▶ **A run of records**:

◇ ◇ ◇ ◇ ◇ ◇ ◇

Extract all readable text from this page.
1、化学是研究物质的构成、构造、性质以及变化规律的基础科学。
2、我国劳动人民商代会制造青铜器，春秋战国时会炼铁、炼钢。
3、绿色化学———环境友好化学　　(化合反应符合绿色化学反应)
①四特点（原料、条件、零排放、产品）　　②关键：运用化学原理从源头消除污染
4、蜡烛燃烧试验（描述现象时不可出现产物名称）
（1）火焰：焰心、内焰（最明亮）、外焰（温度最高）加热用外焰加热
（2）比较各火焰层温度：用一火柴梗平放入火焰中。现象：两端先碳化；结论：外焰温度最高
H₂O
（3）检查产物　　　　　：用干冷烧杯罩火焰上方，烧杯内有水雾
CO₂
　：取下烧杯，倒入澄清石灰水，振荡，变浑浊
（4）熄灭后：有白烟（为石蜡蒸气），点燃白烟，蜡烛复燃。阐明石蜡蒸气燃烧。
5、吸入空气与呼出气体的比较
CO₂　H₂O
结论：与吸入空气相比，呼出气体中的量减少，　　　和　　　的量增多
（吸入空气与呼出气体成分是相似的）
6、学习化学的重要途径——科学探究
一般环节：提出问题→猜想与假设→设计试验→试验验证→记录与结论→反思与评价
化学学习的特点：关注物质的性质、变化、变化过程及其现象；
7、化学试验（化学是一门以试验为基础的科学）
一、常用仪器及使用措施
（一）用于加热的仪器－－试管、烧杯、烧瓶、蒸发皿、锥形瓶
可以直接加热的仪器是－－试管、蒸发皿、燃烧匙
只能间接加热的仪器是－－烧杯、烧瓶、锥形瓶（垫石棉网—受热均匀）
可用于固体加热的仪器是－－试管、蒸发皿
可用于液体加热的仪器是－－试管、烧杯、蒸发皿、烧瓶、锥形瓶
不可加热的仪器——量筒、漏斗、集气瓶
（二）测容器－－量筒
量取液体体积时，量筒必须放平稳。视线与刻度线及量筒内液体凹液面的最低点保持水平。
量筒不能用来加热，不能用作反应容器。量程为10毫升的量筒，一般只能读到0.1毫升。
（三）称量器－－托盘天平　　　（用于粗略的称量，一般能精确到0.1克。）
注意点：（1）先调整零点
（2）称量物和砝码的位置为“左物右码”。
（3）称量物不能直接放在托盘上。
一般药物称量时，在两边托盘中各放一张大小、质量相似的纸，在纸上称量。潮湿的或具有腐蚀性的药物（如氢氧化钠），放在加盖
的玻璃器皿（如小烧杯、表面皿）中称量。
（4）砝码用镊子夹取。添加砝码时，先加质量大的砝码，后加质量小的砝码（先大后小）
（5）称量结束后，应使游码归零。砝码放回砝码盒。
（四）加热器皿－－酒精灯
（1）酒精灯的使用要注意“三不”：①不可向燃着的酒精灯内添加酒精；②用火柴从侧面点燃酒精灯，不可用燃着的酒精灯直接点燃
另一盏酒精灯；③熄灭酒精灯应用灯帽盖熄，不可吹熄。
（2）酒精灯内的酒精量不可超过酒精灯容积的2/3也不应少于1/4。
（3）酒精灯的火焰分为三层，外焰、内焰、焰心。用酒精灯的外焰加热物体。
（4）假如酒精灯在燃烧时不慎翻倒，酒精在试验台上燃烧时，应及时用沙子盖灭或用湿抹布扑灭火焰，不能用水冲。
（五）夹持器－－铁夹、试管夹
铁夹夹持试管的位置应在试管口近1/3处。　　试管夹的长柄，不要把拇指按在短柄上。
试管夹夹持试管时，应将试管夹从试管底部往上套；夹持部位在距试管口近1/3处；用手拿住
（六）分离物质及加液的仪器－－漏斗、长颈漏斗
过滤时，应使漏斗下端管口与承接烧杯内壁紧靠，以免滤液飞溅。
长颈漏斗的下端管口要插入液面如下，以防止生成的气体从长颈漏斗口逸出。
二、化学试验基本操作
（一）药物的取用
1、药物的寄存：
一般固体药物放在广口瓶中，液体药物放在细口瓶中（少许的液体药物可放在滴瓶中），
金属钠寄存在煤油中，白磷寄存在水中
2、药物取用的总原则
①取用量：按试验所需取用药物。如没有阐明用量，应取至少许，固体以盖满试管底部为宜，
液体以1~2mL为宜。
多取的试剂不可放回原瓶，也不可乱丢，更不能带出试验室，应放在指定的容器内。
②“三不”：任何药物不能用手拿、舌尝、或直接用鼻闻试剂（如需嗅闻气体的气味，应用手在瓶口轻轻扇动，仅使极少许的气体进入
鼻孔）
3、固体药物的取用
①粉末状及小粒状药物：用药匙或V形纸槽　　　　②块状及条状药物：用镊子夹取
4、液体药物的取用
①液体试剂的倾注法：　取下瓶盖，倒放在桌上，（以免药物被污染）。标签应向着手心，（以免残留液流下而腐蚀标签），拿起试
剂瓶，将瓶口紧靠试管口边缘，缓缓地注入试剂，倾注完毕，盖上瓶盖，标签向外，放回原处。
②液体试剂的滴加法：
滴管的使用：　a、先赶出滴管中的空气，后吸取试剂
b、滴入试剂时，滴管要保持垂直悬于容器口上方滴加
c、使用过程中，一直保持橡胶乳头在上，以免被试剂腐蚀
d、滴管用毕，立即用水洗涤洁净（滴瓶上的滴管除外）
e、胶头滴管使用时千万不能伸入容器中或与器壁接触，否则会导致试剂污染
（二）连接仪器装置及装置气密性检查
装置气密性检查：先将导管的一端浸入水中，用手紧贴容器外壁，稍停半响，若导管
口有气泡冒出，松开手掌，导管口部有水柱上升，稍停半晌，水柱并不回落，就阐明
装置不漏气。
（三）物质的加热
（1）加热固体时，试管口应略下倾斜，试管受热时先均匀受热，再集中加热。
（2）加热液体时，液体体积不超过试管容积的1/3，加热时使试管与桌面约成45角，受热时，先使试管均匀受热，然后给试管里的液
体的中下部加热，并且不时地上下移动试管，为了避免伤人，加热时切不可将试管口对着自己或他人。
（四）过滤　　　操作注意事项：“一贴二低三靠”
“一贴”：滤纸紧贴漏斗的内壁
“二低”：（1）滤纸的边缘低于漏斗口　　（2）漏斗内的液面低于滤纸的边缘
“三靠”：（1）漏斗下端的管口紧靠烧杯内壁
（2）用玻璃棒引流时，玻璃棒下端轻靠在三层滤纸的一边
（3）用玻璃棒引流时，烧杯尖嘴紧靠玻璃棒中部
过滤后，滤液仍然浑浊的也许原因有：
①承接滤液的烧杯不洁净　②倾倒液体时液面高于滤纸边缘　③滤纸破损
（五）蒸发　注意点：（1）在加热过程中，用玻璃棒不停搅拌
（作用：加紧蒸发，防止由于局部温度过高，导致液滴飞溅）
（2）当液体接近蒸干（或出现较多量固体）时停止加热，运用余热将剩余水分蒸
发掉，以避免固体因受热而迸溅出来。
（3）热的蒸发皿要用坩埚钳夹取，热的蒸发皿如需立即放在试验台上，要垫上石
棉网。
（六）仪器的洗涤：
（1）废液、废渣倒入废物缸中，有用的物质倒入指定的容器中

◇ ◇ ◇ ◇ ◇ ◇ ◇

▶ **WHAT YOU SHOULD DO**: Write out the whole listing again, exactly as it stands.

▶ **WORKED SOLUTION**:
Extract all readable text from this page.
1、化学是研究物质的构成、构造、性质以及变化规律的基础科学。
2、我国劳动人民商代会制造青铜器，春秋战国时会炼铁、炼钢。
3、绿色化学———环境友好化学　　(化合反应符合绿色化学反应)
①四特点（原料、条件、零排放、产品）　　②关键：运用化学原理从源头消除污染
4、蜡烛燃烧试验（描述现象时不可出现产物名称）
（1）火焰：焰心、内焰（最明亮）、外焰（温度最高）加热用外焰加热
（2）比较各火焰层温度：用一火柴梗平放入火焰中。现象：两端先碳化；结论：外焰温度最高
H₂O
（3）检查产物　　　　　：用干冷烧杯罩火焰上方，烧杯内有水雾
CO₂
　：取下烧杯，倒入澄清石灰水，振荡，变浑浊
（4）熄灭后：有白烟（为石蜡蒸气），点燃白烟，蜡烛复燃。阐明石蜡蒸气燃烧。
5、吸入空气与呼出气体的比较
CO₂　H₂O
结论：与吸入空气相比，呼出气体中的量减少，　　　和　　　的量增多
（吸入空气与呼出气体成分是相似的）
6、学习化学的重要途径——科学探究
一般环节：提出问题→猜想与假设→设计试验→试验验证→记录与结论→反思与评价
化学学习的特点：关注物质的性质、变化、变化过程及其现象；
7、化学试验（化学是一门以试验为基础的科学）
一、常用仪器及使用措施
（一）用于加热的仪器－－试管、烧杯、烧瓶、蒸发皿、锥形瓶
可以直接加热的仪器是－－试管、蒸发皿、燃烧匙
只能间接加热的仪器是－－烧杯、烧瓶、锥形瓶（垫石棉网—受热均匀）
可用于固体加热的仪器是－－试管、蒸发皿
可用于液体加热的仪器是－－试管、烧杯、蒸发皿、烧瓶、锥形瓶
不可加热的仪器——量筒、漏斗、集气瓶
（二）测容器－－量筒
量取液体体积时，量筒必须放平稳。视线与刻度线及量筒内液体凹液面的最低点保持水平。
量筒不能用来加热，不能用作反应容器。量程为10毫升的量筒，一般只能读到0.1毫升。
（三）称量器－－托盘天平　　　（用于粗略的称量，一般能精确到0.1克。）
注意点：（1）先调整零点
（2）称量物和砝码的位置为“左物右码”。
（3）称量物不能直接放在托盘上。
一般药物称量时，在两边托盘中各放一张大小、质量相似的纸，在纸上称量。潮湿的或具有腐蚀性的药物（如氢氧化钠），放在加盖
的玻璃器皿（如小烧杯、表面皿）中称量。
（4）砝码用镊子夹取。添加砝码时，先加质量大的砝码，后加质量小的砝码（先大后小）
（5）称量结束后，应使游码归零。砝码放回砝码盒。
（四）加热器皿－－酒精灯
（1）酒精灯的使用要注意“三不”：①不可向燃着的酒精灯内添加酒精；②用火柴从侧面点燃酒精灯，不可用燃着的酒精灯直接点燃
另一盏酒精灯；③熄灭酒精灯应用灯帽盖熄，不可吹熄。
（2）酒精灯内的酒精量不可超过酒精灯容积的2/3也不应少于1/4。
（3）酒精灯的火焰分为三层，外焰、内焰、焰心。用酒精灯的外焰加热物体。
（4）假如酒精灯在燃烧时不慎翻倒，酒精在试验台上燃烧时，应及时用沙子盖灭或用湿抹布扑灭火焰，不能用水冲。
（五）夹持器－－铁夹、试管夹
铁夹夹持试管的位置应在试管口近1/3处。　　试管夹的长柄，不要把拇指按在短柄上。
试管夹夹持试管时，应将试管夹从试管底部往上套；夹持部位在距试管口近1/3处；用手拿住
（六）分离物质及加液的仪器－－漏斗、长颈漏斗
过滤时，应使漏斗下端管口与承接烧杯内壁紧靠，以免滤液飞溅。
长颈漏斗的下端管口要插入液面如下，以防止生成的气体从长颈漏斗口逸出。
二、化学试验基本操作
（一）药物的取用
1、药物的寄存：
一般固体药物放在广口瓶中，液体药物放在细口瓶中（少许的液体药物可放在滴瓶中），
金属钠寄存在煤油中，白磷寄存在水中
2、药物取用的总原则
①取用量：按试验所需取用药物。如没有阐明用量，应取至少许，固体以盖满试管底部为宜，
液体以1~2mL为宜。
多取的试剂不可放回原瓶，也不可乱丢，更不能带出试验室，应放在指定的容器内。
②“三不”：任何药物不能用手拿、舌尝、或直接用鼻闻试剂（如需嗅闻气体的气味，应用手在瓶口轻轻扇动，仅使极少许的气体进入
鼻孔）
3、固体药物的取用
①粉末状及小粒状药物：用药匙或V形纸槽　　　　②块状及条状药物：用镊子夹取
4、液体药物的取用
①液体试剂的倾注法：　取下瓶盖，倒放在桌上，（以免药物被污染）。标签应向着手心，（以免残留液流下而腐蚀标签），拿起试
剂瓶，将瓶口紧靠试管口边缘，缓缓地注入试剂，倾注完毕，盖上瓶盖，标签向外，放回原处。
②液体试剂的滴加法：
滴管的使用：　a、先赶出滴管中的空气，后吸取试剂
b、滴入试剂时，滴管要保持垂直悬于容器口上方滴加
c、使用过程中，一直保持橡胶乳头在上，以免被试剂腐蚀
d、滴管用毕，立即用水洗涤洁净（滴瓶上的滴管除外）
e、胶头滴管使用时千万不能伸入容器中或与器壁接触，否则会导致试剂污染
（二）连接仪器装置及装置气密性检查
装置气密性检查：先将导管的一端浸入水中，用手紧贴容器外壁，稍停半响，若导管
口有气泡冒出，松开手掌，导管口部有水柱上升，稍停半晌，水柱并不回落，就阐明
装置不漏气。
（三）物质的加热
（1）加热固体时，试管口应略下倾斜，试管受热时先均匀受热，再集中加热。
（2）加热液体时，液体体积不超过试管容积的1/3，加热时使试管与桌面约成45角，受热时，先使试管均匀受热，然后给试管里的液
体的中下部加热，并且不时地上下移动试管，为了避免伤人，加热时切不可将试管口对着自己或他人。
（四）过滤　　　操作注意事项：“一贴二低三靠”
“一贴”：滤纸紧贴漏斗的内壁
“二低”：（1）滤纸的边缘低于漏斗口　　（2）漏斗内的液面低于滤纸的边缘
“三靠”：（1）漏斗下端的管口紧靠烧杯内壁
（2）用玻璃棒引流时，玻璃棒下端轻靠在三层滤纸的一边
（3）用玻璃棒引流时，烧杯尖嘴紧靠玻璃棒中部
过滤后，滤液仍然浑浊的也许原因有：
①承接滤液的烧杯不洁净　②倾倒液体时液面高于滤纸边缘　③滤纸破损
（五）蒸发　注意点：（1）在加热过程中，用玻璃棒不停搅拌
（作用：加紧蒸发，防止由于局部温度过高，导致液滴飞溅）
（2）当液体接近蒸干（或出现较多量固体）时停止加热，运用余热将剩余水分蒸
发掉，以避免固体因受热而迸溅出来。
（3）热的蒸发皿要用坩埚钳夹取，热的蒸发皿如需立即放在试验台上，要垫上石
棉网。
（六）仪器的洗涤：
（1）废液、废渣倒入废物缸中，有用的物质倒入指定的容器中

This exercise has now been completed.